▶ Instruction
Scan the listing and work out how many lines contain the word "Promoter". Nothing but the number should be given.

▶ Provided information
»»
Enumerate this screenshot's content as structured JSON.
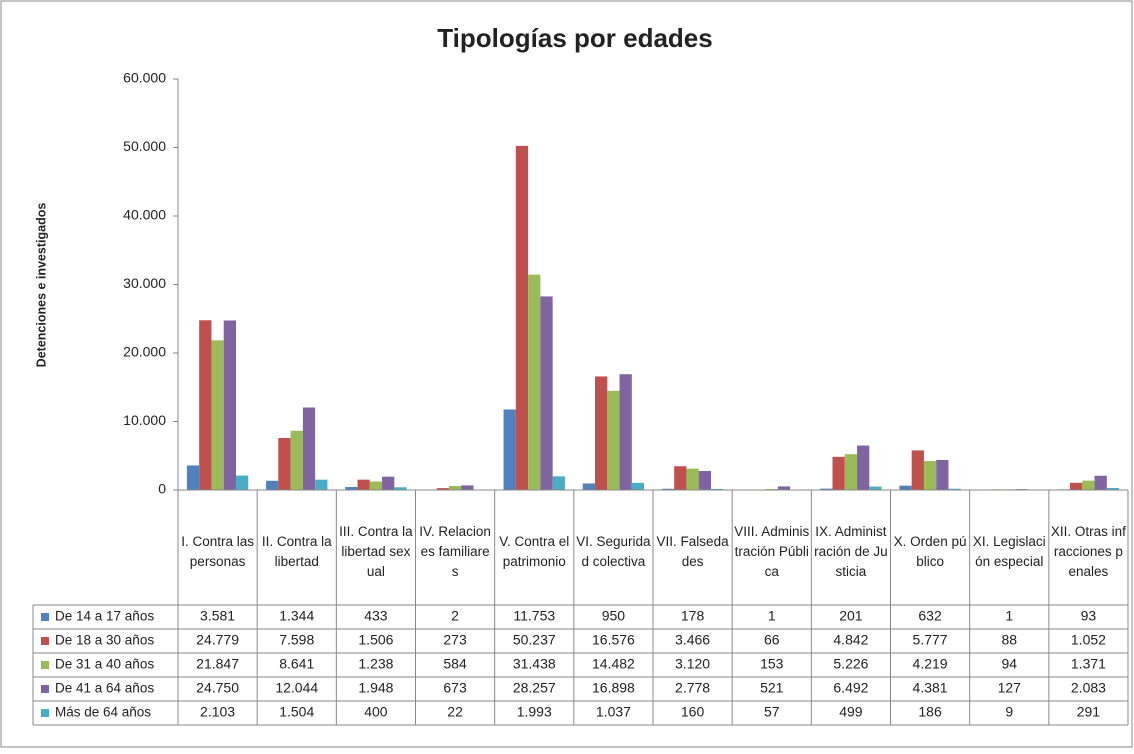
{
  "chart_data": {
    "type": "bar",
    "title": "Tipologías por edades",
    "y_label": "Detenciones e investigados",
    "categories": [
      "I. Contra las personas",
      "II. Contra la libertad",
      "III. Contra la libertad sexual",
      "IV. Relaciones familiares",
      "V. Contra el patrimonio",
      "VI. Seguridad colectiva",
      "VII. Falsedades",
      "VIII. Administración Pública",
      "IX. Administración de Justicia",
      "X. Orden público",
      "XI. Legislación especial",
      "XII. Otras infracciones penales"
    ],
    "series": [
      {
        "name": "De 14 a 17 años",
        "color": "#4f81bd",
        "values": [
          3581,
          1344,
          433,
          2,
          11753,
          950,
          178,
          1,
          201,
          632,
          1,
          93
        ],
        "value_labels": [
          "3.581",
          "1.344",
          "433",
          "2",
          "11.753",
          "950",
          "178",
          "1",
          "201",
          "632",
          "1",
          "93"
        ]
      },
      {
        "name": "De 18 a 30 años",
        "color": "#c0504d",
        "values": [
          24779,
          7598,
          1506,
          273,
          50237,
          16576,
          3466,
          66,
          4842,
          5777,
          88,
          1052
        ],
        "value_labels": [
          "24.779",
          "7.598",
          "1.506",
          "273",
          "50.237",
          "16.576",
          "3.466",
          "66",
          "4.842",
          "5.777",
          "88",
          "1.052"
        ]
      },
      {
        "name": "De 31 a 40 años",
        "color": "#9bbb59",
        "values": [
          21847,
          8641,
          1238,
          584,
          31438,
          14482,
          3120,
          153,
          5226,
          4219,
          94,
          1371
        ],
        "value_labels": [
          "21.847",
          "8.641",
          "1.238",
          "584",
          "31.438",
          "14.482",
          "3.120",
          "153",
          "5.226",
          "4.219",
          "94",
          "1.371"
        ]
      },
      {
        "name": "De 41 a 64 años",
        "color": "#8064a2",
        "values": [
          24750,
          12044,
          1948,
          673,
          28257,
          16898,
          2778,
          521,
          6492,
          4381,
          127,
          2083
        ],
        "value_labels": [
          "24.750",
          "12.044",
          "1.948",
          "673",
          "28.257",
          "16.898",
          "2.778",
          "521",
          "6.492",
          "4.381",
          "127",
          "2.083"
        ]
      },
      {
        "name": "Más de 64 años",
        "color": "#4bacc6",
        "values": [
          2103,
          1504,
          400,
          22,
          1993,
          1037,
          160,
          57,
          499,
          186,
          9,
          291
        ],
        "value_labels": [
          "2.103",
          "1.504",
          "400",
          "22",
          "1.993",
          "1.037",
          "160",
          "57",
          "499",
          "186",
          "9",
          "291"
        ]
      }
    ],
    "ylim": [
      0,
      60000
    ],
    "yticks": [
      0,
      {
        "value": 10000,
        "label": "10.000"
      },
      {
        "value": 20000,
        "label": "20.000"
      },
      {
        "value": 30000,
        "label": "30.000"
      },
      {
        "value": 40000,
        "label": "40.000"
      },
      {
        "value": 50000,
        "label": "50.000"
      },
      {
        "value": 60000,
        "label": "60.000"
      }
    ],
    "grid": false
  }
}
««
»»
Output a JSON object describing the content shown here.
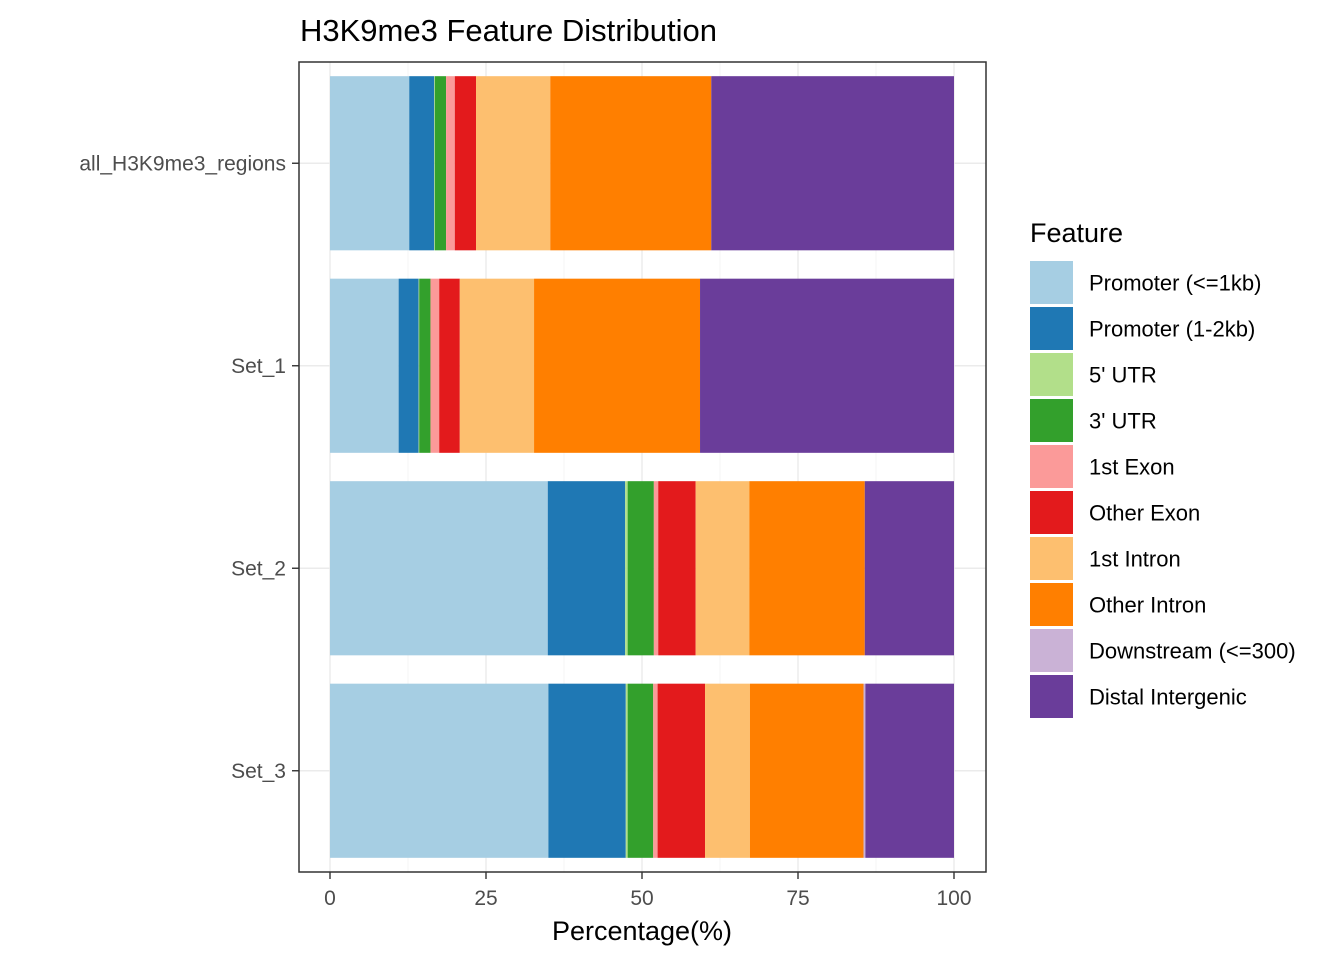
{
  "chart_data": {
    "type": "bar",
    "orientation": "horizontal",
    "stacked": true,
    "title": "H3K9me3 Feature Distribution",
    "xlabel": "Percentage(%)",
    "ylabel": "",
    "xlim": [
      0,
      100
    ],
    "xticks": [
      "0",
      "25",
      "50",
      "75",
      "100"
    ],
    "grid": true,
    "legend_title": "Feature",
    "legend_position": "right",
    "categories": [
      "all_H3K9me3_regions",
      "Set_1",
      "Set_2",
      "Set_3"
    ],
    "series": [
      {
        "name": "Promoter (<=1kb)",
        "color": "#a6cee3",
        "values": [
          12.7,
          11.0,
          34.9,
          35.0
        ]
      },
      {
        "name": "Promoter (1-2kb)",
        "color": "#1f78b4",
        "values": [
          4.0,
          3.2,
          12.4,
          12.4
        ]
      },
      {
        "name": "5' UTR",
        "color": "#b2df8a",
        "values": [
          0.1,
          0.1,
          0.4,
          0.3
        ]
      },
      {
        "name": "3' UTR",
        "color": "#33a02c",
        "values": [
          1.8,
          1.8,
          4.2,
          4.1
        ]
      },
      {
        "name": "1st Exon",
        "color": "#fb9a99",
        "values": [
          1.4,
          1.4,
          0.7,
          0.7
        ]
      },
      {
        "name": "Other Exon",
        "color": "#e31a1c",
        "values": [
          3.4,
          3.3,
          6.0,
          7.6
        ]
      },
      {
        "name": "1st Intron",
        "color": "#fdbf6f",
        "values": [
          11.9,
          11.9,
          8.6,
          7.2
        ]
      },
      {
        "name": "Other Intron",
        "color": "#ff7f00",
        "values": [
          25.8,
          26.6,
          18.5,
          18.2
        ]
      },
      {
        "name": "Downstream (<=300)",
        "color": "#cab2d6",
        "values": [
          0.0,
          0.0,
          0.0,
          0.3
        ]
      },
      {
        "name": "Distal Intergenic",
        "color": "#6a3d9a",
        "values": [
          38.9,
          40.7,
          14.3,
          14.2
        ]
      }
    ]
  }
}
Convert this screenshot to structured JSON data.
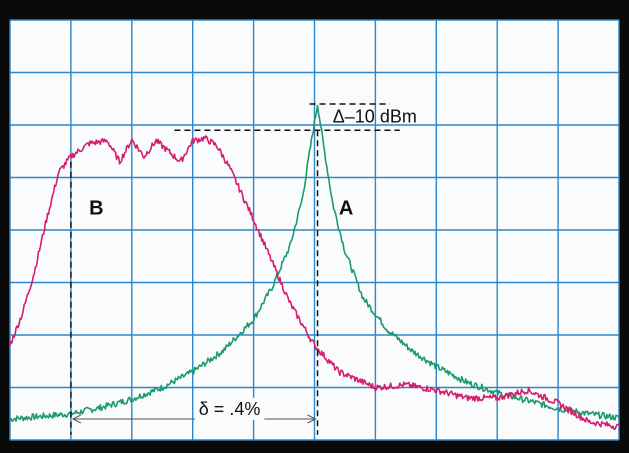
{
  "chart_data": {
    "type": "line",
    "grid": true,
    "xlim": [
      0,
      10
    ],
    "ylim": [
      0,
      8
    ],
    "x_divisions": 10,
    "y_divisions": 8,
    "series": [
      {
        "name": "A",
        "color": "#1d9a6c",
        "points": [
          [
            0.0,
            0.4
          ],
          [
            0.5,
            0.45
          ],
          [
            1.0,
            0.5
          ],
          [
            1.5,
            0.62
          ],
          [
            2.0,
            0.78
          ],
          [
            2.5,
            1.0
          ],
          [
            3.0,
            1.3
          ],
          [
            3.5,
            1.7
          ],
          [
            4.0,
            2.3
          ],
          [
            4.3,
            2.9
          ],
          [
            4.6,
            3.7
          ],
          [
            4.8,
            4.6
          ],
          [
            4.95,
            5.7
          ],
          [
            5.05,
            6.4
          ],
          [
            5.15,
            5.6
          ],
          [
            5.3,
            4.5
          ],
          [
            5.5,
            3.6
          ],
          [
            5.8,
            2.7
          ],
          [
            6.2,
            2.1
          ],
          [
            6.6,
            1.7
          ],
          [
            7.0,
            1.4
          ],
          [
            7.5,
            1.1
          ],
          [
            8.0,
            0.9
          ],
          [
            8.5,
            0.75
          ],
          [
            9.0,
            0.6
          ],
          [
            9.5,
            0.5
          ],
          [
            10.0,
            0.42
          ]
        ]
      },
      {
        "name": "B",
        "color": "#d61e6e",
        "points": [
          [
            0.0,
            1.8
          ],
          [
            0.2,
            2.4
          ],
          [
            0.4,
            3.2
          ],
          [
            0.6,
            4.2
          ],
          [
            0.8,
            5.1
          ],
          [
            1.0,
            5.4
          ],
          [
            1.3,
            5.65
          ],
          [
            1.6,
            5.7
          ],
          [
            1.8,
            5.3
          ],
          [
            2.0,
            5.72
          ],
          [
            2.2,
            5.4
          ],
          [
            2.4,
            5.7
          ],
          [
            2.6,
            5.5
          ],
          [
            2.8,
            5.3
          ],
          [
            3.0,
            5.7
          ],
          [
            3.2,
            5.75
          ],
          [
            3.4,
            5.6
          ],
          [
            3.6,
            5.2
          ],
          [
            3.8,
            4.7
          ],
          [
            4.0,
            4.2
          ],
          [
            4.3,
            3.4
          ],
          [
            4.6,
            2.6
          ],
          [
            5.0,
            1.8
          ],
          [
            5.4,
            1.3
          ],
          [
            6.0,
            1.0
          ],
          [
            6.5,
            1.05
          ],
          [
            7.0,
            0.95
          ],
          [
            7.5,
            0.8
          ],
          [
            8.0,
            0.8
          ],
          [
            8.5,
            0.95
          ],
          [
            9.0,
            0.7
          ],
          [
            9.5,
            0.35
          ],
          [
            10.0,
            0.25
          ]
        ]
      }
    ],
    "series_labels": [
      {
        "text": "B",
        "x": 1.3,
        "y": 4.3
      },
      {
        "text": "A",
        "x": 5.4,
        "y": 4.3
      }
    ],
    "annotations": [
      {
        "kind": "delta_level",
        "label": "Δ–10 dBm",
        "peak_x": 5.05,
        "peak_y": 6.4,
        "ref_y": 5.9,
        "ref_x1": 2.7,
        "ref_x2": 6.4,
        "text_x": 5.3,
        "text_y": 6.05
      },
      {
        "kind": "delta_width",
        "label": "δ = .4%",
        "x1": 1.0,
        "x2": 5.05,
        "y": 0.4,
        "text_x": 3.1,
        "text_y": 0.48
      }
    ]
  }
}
««
▶ Solution
2